### INSTRUCTIONS FOR THE TASK:
Please retype, word for word, the passage in the article on chronic urinary tract infections below that opens with the words containing "Gardner said she" and closes with "not sensitive enough.".

### PROVIDED PASSAGE:
=-=-=

An MP has described the “debilitating and excruciating” experience of living with a chronic urinary tract infection (UTI).
Allison Gardner, the Labour MP for Stoke-on-Trent South, made an emotional speech in a Westminster Hall debate on the condition, which she said had at one point led her to consider having her bladder removed.
Speaking through tears, Gardner called for better recognition of and treatment for chronic UTIs.
“I do believe that this is yet another case in point of how women’s medical conditions continue to be misunderstood, under-researched and underfunded,” she said.
UTIs are bacterial infections which can affect the bladder, urethra or kidneys.
Gardner said she had frequently relied on bags of frozen peas to relieve the pain but said some women at the debate had described pouring scalding water on their legs to distract themselves.
“It’s really unpleasant,” Gardner told the BBC. “You get burning, stinging when you urinate.”
Gardner said while most people knew what a UTI was, severe and chronic infections made sufferers feel like they were “on fire”.
“There’s something strange about the pain because it also gets to you mentally,” she explained.
“You just can’t think and it becomes all-consuming. It gets to you that badly that you think you can’t carry on.”
The MP has suffered from menopause-induced UTIs for more than a decade but said the “dipstick” test usually used to diagnose an infection was not sensitive enough.
Only when someone has a “raging” UTI, she said, was action taken and, even then, the antibiotics prescribed were not enough to fully clear it.
“So you’re in this loop of infections, where eventually it becomes embedded and chronic,” she added.
Gardner herself was not diagnosed as a chronic sufferer until 2023.
At one point, she thought she would no longer be able to work or even have a relationship because UTIs made sex painful.
She said the lack of understanding around the condition in women was an example of medical misogyny, with male patients often prescribed longer courses of antibiotics.
“You would never say to a man who has erectile dysfunction: ‘Well, you’ll just have to give up sex.’. Yet this is what happens with women all the time,” she said.
While a cocktail of medication now keeps her infections – mostly – at bay, Gardner still suffers from flare-ups.
Her daily life is still affected, she added, as she can no longer enjoy tomatoes, grapes, wine, whisky or even baths because they might trigger an infection.
Gardner is now hoping to launch a cross-party parliamentary group to look at chronic UTIs.
She is also calling on the National Institute for Health and Care Excellence (NICE) to recognise them.
“If I can get NICE to provide guidance, that is a huge win,” she said. “That would be phenomenal.”
A spokesperson for NICE said it had updated its guidance on prescriptions for recurrent UTIs in December.
“We regularly review and update our guidelines, particularly if there are any significant changes to the evidence base,” they added.

=-=-=

### STORED DATA:
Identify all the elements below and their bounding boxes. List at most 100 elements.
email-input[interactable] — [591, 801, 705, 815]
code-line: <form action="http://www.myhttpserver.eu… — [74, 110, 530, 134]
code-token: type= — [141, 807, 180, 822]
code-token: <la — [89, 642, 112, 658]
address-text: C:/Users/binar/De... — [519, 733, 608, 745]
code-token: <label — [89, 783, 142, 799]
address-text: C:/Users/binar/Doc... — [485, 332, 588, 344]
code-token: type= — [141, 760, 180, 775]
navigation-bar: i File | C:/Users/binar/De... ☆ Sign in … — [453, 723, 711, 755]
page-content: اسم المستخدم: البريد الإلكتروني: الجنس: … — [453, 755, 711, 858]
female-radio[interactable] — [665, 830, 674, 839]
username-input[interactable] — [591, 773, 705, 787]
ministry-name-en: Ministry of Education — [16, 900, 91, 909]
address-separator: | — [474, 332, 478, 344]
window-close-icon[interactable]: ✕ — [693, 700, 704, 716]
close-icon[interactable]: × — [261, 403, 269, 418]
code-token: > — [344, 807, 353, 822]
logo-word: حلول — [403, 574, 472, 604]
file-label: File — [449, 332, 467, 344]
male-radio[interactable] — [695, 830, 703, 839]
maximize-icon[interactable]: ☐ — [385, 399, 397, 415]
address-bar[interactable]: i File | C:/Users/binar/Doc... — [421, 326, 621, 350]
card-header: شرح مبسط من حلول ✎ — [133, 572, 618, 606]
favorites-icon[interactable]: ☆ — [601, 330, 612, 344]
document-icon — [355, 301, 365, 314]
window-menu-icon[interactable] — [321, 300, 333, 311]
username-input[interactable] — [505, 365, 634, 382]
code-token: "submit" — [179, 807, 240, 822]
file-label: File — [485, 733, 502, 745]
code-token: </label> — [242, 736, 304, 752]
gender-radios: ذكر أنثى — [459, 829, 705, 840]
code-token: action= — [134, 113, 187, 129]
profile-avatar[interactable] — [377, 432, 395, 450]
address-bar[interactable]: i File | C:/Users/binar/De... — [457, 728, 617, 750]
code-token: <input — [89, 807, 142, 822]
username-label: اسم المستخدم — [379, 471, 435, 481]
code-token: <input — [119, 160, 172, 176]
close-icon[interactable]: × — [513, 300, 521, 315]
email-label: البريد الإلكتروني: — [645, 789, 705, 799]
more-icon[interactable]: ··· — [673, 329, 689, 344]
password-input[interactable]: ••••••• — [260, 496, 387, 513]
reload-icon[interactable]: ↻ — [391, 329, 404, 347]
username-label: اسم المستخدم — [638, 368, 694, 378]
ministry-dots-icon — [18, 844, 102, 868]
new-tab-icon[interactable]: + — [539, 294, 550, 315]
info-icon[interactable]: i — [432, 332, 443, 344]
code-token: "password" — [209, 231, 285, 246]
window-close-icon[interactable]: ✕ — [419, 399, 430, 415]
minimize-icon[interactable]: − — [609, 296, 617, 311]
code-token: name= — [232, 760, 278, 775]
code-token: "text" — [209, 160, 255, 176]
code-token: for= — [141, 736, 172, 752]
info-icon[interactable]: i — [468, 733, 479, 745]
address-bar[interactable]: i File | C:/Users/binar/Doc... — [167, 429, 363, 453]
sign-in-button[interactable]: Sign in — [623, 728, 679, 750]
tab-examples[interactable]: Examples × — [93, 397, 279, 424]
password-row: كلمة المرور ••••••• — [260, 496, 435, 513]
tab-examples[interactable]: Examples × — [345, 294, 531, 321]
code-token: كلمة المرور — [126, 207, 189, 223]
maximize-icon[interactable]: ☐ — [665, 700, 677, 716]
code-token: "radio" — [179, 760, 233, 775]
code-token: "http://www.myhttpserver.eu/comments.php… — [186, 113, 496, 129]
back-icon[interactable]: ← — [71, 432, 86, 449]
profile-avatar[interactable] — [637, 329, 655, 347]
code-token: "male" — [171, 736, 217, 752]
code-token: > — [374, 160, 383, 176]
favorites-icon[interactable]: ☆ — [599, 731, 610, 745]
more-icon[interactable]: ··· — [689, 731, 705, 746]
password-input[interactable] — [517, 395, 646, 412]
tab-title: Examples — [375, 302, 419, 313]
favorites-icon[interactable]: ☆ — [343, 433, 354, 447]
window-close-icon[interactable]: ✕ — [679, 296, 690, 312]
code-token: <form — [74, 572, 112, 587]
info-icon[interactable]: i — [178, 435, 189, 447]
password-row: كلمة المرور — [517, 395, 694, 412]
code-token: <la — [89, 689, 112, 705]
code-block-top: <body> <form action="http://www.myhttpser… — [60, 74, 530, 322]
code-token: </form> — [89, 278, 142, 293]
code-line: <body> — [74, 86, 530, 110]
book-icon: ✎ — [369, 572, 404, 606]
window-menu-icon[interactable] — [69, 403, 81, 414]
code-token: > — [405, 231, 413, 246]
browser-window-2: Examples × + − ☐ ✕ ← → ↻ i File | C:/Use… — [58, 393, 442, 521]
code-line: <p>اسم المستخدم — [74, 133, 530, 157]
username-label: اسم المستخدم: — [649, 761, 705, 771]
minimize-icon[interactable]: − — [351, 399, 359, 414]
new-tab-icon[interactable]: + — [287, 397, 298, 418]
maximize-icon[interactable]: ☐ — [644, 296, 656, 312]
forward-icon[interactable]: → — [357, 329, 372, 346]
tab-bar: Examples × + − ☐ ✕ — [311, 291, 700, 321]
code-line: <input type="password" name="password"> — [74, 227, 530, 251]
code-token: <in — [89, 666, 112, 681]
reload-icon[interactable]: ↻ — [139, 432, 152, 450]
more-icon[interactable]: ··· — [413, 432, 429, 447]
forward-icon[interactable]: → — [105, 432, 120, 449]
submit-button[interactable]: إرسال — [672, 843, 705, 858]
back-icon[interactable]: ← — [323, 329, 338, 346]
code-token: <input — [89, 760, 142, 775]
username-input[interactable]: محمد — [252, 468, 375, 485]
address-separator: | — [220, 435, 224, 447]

=-=-=

### EXERCISE SOLUTION:
Gardner said she had frequently relied on bags of frozen peas to relieve the pain but said some women at the debate had described pouring scalding water on their legs to distract themselves.
“It’s really unpleasant,” Gardner told the BBC. “You get burning, stinging when you urinate.”
Gardner said while most people knew what a UTI was, severe and chronic infections made sufferers feel like they were “on fire”.
“There’s something strange about the pain because it also gets to you mentally,” she explained.
“You just can’t think and it becomes all-consuming. It gets to you that badly that you think you can’t carry on.”
The MP has suffered from menopause-induced UTIs for more than a decade but said the “dipstick” test usually used to diagnose an infection was not sensitive enough.